Set task:
In the records below, find the line containing "Transcribe the text in this document.", then extract that line and all subsequent lines exactly, leaving out everything else.

- - - -

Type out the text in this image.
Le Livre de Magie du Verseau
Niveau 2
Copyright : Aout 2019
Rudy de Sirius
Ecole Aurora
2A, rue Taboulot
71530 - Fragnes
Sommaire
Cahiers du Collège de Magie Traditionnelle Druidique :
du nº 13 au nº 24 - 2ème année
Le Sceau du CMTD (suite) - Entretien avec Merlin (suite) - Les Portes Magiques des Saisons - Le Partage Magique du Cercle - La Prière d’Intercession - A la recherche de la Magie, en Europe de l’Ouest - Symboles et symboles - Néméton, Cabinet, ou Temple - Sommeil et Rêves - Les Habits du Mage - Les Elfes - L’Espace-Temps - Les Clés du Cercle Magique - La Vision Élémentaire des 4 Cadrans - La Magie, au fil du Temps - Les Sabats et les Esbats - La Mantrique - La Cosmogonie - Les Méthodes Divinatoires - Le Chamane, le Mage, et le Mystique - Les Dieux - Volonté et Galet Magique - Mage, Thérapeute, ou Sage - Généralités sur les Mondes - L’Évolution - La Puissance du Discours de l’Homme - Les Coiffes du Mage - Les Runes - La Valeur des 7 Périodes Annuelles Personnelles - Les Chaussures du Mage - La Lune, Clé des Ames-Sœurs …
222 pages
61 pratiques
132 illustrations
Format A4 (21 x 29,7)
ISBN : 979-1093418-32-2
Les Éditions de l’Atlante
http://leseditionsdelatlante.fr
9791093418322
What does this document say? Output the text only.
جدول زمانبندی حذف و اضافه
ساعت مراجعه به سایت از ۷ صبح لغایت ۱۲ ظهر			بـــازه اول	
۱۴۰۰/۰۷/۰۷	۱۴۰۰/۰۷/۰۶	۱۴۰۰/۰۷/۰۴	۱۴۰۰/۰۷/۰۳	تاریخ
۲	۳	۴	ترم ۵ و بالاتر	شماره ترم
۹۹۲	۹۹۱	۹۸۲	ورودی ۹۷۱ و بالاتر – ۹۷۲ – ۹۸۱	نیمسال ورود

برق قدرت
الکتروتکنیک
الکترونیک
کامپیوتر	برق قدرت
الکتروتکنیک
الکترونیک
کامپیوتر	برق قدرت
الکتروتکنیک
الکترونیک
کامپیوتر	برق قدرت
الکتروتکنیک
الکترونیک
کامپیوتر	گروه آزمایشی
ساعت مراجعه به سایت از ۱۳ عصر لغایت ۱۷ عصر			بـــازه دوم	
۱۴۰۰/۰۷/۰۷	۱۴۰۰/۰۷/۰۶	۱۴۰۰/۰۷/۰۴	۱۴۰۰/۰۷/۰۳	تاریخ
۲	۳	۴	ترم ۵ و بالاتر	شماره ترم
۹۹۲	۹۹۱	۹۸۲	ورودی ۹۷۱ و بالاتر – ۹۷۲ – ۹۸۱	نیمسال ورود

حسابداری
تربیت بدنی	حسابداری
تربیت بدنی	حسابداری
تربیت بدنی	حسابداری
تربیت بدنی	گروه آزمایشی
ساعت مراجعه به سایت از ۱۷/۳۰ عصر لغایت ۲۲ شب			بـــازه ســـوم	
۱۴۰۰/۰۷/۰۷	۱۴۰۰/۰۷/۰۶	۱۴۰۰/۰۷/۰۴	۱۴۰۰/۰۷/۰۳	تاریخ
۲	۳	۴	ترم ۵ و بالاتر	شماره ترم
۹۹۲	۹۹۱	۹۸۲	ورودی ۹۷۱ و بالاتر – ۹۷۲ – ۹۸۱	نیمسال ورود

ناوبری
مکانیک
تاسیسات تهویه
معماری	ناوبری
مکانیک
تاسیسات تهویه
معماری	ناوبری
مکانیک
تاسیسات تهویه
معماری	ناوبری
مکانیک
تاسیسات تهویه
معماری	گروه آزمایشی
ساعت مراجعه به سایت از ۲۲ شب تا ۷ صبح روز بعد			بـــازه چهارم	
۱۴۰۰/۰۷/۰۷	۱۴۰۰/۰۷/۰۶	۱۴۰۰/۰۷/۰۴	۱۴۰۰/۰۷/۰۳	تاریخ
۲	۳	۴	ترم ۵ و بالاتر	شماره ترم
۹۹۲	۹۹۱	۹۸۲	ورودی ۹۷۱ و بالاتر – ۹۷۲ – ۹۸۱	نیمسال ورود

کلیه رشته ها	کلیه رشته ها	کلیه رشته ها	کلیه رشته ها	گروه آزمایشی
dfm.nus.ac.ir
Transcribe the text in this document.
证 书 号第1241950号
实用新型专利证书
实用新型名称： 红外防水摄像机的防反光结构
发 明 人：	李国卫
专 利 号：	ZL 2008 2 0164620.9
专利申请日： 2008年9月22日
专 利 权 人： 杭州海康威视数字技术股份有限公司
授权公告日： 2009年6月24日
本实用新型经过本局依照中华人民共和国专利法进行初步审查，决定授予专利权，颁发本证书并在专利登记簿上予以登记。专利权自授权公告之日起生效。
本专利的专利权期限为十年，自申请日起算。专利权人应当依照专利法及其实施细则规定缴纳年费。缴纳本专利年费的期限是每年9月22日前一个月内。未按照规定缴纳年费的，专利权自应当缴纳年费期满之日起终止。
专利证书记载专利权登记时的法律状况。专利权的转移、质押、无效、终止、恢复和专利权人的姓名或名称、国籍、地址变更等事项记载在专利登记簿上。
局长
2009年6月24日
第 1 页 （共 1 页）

- - - -

Written solution:
Transcribe the text in this document.
证 书 号第1241950号
实用新型专利证书
实用新型名称： 红外防水摄像机的防反光结构
发 明 人：	李国卫
专 利 号：	ZL 2008 2 0164620.9
专利申请日： 2008年9月22日
专 利 权 人： 杭州海康威视数字技术股份有限公司
授权公告日： 2009年6月24日
本实用新型经过本局依照中华人民共和国专利法进行初步审查，决定授予专利权，颁发本证书并在专利登记簿上予以登记。专利权自授权公告之日起生效。
本专利的专利权期限为十年，自申请日起算。专利权人应当依照专利法及其实施细则规定缴纳年费。缴纳本专利年费的期限是每年9月22日前一个月内。未按照规定缴纳年费的，专利权自应当缴纳年费期满之日起终止。
专利证书记载专利权登记时的法律状况。专利权的转移、质押、无效、终止、恢复和专利权人的姓名或名称、国籍、地址变更等事项记载在专利登记簿上。
局长
2009年6月24日
第 1 页 （共 1 页）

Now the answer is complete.